Interactions (4) and (5)

Providers of and consumers of Web services should be given the opportunity of interacting directly with the providers of consumers and of social Web services, respectively. Providers of Web services could develop and offer new Web services based on consumers’ needs and feedbacks on existing Web services. These details can be made available through the social networks of consumers subject to guaranteeing consumers’ privacy. The same applies to consumers who could express their requirements and expectations in advance to providers of social networks of social Web services so these latter offer better services like showing the collaborating Web services using graphs, for example. The questions that interaction (4) raise include the following: do providers of Web services have to sign up in social networks of consumers, how is consumers’ privacy maintained, how are these providers held accountable for their actions, and how are consumers notified about providers’ requests? Interaction (5) raises almost the same set of questions.

Payment and Pricing

To create a sustainable social Web services ecosystem, all actors should interact, reuse Web services, and make them available for others. In addition to these basic actions, the ecosystem should provide incentives like financial for providers to offer a large spectrum of Web services for a variety of domains (e.g., business, education, and entertainment). Accessing \(\mathbf{SN }_{ sws }\) requires mechanisms for electronic payments and online transactions.

-.-.-

**Exercise brief**
Reproduce everything in the social Web services passage from "To create a" down to "and online transactions.", word for word. Rely only on the social Web services passage.

**Dataset section**

-.-.-

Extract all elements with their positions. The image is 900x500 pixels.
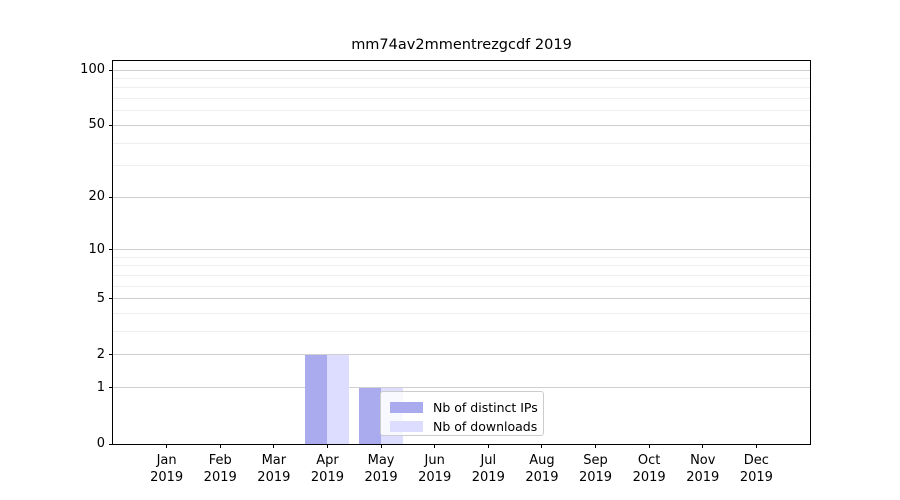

-.-.-

**Output of the exercise**
To create a sustainable social Web services ecosystem, all actors should interact, reuse Web services, and make them available for others. In addition to these basic actions, the ecosystem should provide incentives like financial for providers to offer a large spectrum of Web services for a variety of domains (e.g., business, education, and entertainment). Accessing \(\mathbf{SN }_{ sws }\) requires mechanisms for electronic payments and online transactions.